Copy every line from the one that holds "Convert this screenshot" to the end of the records below, exactly and with nothing else, but without any pictures.

[Data records]

= = =

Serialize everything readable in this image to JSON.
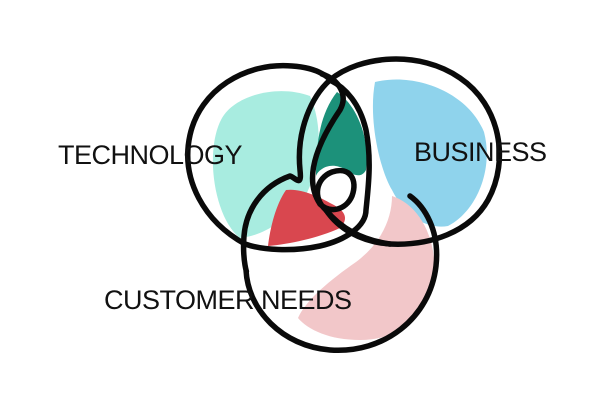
{
  "diagram": {
    "type": "venn",
    "sets": [
      {
        "id": "technology",
        "label": "TECHNOLOGY",
        "fill": "#a8ece0"
      },
      {
        "id": "business",
        "label": "BUSINESS",
        "fill": "#8fd3ec"
      },
      {
        "id": "customer_needs",
        "label": "CUSTOMER NEEDS",
        "fill": "#f2c7c9"
      }
    ],
    "intersections": [
      {
        "sets": [
          "technology",
          "business"
        ],
        "fill": "#1c917a"
      },
      {
        "sets": [
          "technology",
          "customer_needs"
        ],
        "fill": "#d9474f"
      }
    ],
    "outline_color": "#0a0a0a"
  }
}
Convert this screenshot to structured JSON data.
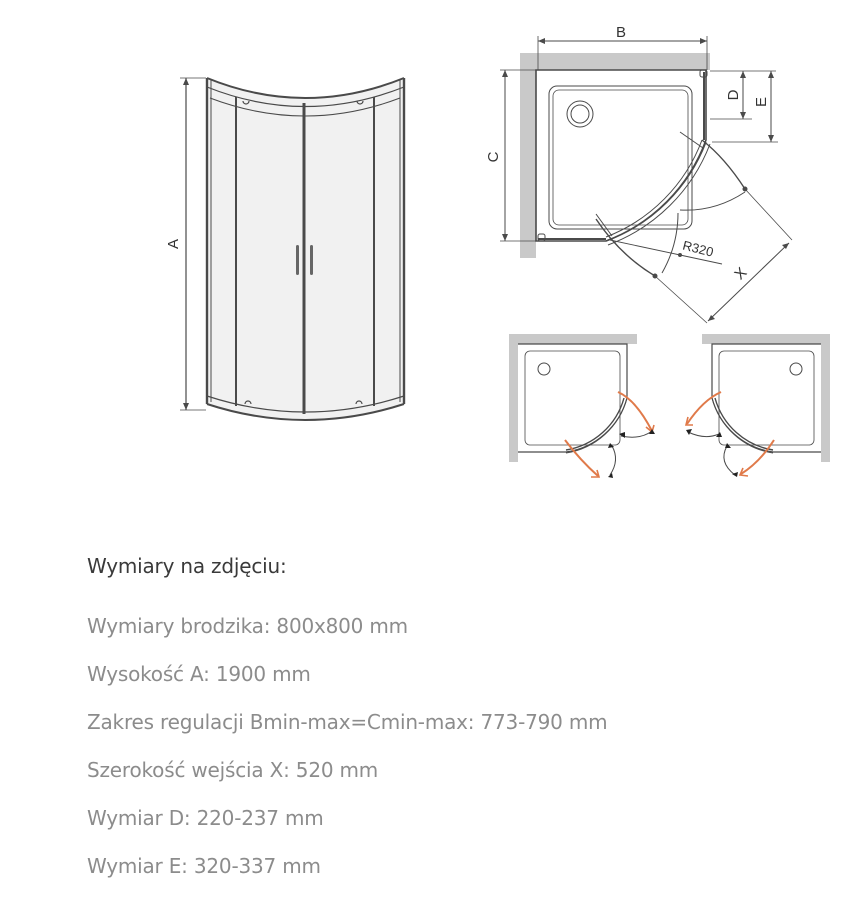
{
  "diagram": {
    "front_view": {
      "height_label": "A"
    },
    "plan_view": {
      "width_label": "B",
      "depth_label": "C",
      "dim_d_label": "D",
      "dim_e_label": "E",
      "radius_label": "R320",
      "entry_label": "X"
    },
    "door_swing_views": {
      "left_variant": "door-swing-left",
      "right_variant": "door-swing-right",
      "swing_arrow_color": "#e07a4a"
    }
  },
  "specs": {
    "heading": "Wymiary na zdjęciu:",
    "rows": [
      "Wymiary brodzika: 800x800 mm",
      "Wysokość A: 1900 mm",
      "Zakres regulacji Bmin-max=Cmin-max: 773-790 mm",
      "Szerokość wejścia X: 520 mm",
      "Wymiar D: 220-237 mm",
      "Wymiar E: 320-337 mm"
    ]
  },
  "colors": {
    "heading_text": "#3a3a3a",
    "body_text": "#8c8c8c",
    "line": "#4a4a4a",
    "wall": "#c8c8c8",
    "accent_arrow": "#e07a4a"
  }
}
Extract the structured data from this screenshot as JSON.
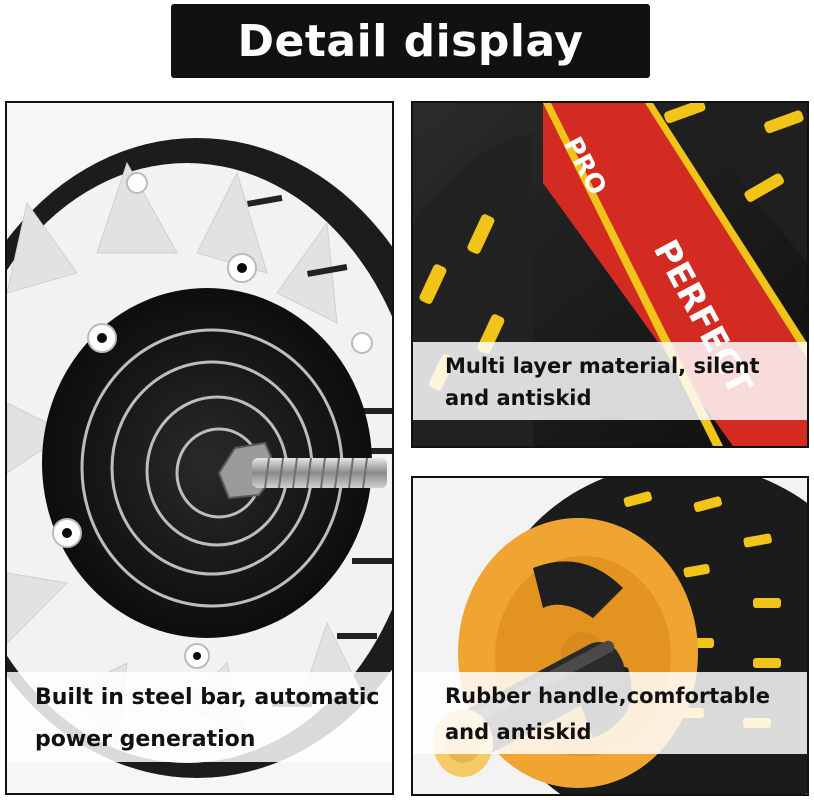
{
  "header": {
    "title": "Detail display"
  },
  "panels": {
    "left": {
      "caption_line1": "Built in steel bar, automatic",
      "caption_line2": "power generation"
    },
    "top_right": {
      "caption_line1": "Multi layer material, silent",
      "caption_line2": "and antiskid",
      "brand_small": "PRO",
      "brand_large": "PERFECT"
    },
    "bottom_right": {
      "caption_line1": "Rubber handle,comfortable",
      "caption_line2": "and antiskid"
    }
  },
  "colors": {
    "title_bg": "#111111",
    "title_text": "#ffffff",
    "tread_black": "#1a1a1a",
    "accent_yellow": "#f2c318",
    "brand_red": "#d32a22",
    "hub_orange": "#f0a431"
  }
}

= = =

Output below:
Convert this screenshot to structured JSON data.
{
  "diagram": {
    "front_view": {
      "height_label": "A"
    },
    "plan_view": {
      "width_label": "B",
      "depth_label": "C",
      "dim_d_label": "D",
      "dim_e_label": "E",
      "radius_label": "R320",
      "entry_label": "X"
    },
    "door_swing_views": {
      "left_variant": "door-swing-left",
      "right_variant": "door-swing-right",
      "swing_arrow_color": "#e07a4a"
    }
  },
  "specs": {
    "heading": "Wymiary na zdjęciu:",
    "rows": [
      "Wymiary brodzika: 800x800 mm",
      "Wysokość A: 1900 mm",
      "Zakres regulacji Bmin-max=Cmin-max: 773-790 mm",
      "Szerokość wejścia X: 520 mm",
      "Wymiar D: 220-237 mm",
      "Wymiar E: 320-337 mm"
    ]
  },
  "colors": {
    "heading_text": "#3a3a3a",
    "body_text": "#8c8c8c",
    "line": "#4a4a4a",
    "wall": "#c8c8c8",
    "accent_arrow": "#e07a4a"
  }
}
Extract the structured data from this screenshot as JSON.
{
  "header": {
    "title": "Detail display"
  },
  "panels": {
    "left": {
      "caption_line1": "Built in steel bar, automatic",
      "caption_line2": "power generation"
    },
    "top_right": {
      "caption_line1": "Multi layer material, silent",
      "caption_line2": "and antiskid",
      "brand_small": "PRO",
      "brand_large": "PERFECT"
    },
    "bottom_right": {
      "caption_line1": "Rubber handle,comfortable",
      "caption_line2": "and antiskid"
    }
  },
  "colors": {
    "title_bg": "#111111",
    "title_text": "#ffffff",
    "tread_black": "#1a1a1a",
    "accent_yellow": "#f2c318",
    "brand_red": "#d32a22",
    "hub_orange": "#f0a431"
  }
}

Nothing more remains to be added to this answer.